**Work required:**
Check each line of the records below and collect those holding "longer".

**Data for the task:**

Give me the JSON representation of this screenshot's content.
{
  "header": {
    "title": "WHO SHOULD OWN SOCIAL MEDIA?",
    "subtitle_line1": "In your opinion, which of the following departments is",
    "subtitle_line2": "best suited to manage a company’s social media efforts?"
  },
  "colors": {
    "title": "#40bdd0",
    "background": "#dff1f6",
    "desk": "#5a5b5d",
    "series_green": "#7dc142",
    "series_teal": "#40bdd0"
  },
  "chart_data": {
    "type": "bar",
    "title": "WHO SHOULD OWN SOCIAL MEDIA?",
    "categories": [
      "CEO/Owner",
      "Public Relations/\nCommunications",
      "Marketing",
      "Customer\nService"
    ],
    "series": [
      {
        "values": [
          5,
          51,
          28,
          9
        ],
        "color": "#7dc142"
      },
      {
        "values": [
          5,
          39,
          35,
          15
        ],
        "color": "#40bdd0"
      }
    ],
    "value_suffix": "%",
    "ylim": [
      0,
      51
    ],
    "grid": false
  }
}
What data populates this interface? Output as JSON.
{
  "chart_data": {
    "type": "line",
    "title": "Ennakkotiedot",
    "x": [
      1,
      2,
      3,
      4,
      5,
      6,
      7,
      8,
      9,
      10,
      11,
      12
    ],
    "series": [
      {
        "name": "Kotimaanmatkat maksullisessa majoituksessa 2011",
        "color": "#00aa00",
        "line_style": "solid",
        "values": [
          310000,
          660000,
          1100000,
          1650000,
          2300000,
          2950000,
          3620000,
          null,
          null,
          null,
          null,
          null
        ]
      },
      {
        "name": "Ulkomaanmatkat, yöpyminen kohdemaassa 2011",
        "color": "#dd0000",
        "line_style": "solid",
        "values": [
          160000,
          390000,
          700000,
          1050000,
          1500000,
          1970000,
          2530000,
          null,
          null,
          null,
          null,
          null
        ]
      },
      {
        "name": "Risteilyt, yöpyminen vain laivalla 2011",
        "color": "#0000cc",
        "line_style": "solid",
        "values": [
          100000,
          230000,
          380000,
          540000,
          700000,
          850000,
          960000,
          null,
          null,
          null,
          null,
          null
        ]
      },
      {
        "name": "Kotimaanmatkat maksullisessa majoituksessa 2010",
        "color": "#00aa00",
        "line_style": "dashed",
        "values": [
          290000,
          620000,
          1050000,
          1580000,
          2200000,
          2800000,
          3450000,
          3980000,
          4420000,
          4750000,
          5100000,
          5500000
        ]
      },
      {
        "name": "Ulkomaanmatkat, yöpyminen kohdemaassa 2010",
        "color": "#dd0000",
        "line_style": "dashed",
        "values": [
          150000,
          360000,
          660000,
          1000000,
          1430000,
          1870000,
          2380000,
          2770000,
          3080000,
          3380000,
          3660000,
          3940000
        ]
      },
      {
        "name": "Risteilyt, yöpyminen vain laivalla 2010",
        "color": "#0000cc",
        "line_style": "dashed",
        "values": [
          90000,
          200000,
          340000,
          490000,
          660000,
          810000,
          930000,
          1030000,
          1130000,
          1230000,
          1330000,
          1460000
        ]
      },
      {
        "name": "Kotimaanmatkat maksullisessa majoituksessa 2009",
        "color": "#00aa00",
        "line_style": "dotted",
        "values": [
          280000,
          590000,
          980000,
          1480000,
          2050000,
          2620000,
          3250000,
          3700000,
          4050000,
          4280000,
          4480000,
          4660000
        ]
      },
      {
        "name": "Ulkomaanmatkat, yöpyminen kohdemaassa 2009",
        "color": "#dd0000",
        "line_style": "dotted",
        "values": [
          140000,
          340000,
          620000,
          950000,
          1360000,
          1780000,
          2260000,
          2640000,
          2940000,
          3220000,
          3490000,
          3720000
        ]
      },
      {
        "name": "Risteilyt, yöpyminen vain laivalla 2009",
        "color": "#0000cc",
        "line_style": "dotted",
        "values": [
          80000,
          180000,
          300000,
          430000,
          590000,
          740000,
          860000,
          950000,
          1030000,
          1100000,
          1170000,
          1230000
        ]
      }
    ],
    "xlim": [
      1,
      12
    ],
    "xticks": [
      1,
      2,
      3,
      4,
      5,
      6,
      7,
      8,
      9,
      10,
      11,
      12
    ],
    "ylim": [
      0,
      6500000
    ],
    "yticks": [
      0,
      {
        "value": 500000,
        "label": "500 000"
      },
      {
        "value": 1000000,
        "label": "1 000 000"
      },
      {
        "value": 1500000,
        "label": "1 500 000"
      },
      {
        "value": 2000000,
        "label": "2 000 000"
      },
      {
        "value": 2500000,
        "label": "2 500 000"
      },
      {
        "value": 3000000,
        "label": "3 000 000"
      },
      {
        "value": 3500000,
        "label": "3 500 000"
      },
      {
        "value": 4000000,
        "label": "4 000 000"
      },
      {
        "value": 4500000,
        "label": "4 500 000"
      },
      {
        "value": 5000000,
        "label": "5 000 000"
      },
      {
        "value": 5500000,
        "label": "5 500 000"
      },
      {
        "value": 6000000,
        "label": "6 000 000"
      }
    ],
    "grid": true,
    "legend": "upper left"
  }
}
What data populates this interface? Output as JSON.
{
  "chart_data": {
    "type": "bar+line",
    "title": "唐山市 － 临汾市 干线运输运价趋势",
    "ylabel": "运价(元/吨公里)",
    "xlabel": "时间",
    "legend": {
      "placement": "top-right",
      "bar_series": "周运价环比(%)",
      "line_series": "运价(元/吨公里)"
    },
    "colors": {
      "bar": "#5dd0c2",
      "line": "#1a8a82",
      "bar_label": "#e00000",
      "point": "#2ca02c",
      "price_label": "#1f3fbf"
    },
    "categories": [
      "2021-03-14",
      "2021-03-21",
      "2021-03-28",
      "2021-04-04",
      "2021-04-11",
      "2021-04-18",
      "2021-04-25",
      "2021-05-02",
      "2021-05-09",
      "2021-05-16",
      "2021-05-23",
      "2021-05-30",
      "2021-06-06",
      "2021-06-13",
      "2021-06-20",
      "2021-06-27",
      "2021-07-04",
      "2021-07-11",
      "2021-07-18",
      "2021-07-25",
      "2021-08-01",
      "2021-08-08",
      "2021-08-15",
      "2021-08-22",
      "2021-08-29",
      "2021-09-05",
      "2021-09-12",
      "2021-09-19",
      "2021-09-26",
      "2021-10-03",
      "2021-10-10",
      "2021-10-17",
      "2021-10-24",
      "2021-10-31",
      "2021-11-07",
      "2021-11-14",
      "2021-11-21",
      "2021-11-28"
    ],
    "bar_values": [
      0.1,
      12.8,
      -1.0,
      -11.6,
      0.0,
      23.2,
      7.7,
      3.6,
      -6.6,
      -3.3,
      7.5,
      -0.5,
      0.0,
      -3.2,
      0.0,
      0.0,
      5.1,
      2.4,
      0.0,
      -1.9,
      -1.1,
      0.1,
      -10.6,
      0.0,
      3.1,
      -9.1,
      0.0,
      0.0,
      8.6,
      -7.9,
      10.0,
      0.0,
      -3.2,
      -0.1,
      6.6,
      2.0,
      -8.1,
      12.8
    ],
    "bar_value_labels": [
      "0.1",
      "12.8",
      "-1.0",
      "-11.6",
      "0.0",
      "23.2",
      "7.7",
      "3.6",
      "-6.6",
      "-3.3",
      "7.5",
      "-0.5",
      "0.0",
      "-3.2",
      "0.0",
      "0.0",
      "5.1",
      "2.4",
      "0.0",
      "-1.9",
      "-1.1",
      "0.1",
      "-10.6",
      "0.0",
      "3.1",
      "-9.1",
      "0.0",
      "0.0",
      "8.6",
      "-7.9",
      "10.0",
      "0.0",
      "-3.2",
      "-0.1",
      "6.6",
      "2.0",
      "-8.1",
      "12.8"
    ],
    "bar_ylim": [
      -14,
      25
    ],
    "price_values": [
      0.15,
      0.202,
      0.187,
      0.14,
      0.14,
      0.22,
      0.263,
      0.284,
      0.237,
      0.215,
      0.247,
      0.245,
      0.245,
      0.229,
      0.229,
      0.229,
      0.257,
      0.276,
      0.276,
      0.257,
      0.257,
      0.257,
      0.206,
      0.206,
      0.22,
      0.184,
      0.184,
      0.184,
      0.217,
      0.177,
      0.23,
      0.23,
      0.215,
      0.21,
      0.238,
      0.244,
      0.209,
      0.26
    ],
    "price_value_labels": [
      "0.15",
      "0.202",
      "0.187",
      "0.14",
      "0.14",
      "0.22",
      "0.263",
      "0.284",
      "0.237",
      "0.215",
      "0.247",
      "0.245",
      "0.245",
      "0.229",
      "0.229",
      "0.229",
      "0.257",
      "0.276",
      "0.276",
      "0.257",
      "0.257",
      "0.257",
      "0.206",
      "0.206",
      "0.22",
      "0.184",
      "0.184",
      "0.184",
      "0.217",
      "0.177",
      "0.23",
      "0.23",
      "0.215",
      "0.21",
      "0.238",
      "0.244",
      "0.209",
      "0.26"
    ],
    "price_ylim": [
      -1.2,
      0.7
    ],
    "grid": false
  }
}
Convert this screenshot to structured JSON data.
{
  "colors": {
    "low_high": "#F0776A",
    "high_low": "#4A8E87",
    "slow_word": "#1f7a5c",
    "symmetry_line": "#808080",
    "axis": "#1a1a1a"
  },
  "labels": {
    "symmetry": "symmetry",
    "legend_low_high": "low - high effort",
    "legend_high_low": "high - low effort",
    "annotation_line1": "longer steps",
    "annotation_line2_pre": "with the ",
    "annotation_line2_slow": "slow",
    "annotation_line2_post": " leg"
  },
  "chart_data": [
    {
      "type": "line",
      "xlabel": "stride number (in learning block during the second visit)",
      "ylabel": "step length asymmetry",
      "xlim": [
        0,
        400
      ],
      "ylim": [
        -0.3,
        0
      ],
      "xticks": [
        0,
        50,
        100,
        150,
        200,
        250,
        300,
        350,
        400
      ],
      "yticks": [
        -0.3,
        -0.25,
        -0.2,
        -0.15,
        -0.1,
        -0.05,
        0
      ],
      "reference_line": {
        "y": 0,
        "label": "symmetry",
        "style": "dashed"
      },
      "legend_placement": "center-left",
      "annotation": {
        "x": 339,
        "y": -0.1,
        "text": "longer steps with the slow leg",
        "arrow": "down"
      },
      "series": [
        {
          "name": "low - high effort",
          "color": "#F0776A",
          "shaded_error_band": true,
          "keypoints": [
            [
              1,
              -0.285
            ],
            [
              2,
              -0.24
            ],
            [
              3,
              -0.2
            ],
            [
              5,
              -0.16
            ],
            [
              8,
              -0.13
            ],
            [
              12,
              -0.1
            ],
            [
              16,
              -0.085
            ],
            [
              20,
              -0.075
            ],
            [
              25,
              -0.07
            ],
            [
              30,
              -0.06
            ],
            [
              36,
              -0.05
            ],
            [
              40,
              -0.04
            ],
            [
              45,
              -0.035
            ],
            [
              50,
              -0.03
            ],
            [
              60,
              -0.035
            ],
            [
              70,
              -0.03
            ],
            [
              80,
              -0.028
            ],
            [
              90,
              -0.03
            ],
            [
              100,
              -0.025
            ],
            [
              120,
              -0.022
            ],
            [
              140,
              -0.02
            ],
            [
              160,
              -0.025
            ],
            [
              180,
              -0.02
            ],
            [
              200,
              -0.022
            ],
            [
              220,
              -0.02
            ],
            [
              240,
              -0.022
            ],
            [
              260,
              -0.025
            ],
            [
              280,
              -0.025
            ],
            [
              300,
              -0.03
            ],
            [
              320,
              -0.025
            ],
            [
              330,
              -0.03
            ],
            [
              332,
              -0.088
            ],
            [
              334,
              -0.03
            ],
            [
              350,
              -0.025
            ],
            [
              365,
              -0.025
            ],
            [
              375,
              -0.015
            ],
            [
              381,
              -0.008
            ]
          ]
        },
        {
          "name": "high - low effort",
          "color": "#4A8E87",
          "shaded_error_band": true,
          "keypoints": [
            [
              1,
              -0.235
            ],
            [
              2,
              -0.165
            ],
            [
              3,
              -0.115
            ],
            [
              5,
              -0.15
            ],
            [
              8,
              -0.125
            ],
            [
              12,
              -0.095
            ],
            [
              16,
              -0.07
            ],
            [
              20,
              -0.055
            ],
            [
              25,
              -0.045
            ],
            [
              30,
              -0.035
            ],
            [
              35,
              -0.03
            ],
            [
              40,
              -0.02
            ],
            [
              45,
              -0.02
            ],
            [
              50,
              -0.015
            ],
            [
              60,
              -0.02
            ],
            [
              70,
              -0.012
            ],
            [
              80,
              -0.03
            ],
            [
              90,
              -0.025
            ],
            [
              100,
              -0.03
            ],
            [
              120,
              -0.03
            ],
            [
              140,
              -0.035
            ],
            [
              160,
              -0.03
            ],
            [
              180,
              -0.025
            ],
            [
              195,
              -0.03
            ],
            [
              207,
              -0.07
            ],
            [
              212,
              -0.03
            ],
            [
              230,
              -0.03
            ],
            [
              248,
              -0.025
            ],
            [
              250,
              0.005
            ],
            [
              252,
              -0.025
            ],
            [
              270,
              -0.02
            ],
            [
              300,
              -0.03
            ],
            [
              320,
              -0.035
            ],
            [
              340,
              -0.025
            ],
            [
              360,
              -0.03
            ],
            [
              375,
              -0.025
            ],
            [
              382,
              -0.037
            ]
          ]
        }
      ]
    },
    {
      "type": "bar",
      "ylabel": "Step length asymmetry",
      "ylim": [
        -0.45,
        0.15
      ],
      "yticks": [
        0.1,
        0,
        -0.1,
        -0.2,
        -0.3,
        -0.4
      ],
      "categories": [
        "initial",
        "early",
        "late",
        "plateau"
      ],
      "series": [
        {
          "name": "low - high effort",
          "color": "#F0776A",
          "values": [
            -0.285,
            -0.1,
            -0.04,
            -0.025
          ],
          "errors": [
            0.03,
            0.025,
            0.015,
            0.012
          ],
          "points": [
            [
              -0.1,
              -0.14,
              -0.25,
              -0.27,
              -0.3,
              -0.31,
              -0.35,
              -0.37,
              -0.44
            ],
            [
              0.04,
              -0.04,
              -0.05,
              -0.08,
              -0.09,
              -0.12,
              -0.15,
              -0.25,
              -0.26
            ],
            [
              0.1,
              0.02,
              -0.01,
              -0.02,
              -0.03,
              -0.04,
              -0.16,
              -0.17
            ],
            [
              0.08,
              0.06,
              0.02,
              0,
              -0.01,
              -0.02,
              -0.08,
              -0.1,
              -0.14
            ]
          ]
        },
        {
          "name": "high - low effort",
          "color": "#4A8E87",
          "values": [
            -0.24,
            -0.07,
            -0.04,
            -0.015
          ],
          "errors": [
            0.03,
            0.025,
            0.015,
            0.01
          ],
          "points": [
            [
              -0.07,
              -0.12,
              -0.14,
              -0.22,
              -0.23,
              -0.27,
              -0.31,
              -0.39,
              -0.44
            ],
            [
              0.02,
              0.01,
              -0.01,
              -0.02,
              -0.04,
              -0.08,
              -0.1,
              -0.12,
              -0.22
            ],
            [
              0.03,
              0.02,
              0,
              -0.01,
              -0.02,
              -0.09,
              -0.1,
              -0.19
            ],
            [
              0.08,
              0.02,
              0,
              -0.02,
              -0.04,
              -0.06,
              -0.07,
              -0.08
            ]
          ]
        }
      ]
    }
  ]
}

**Reply to the task:**
    "annotation_line1": "longer steps",
        "text": "longer steps with the slow leg",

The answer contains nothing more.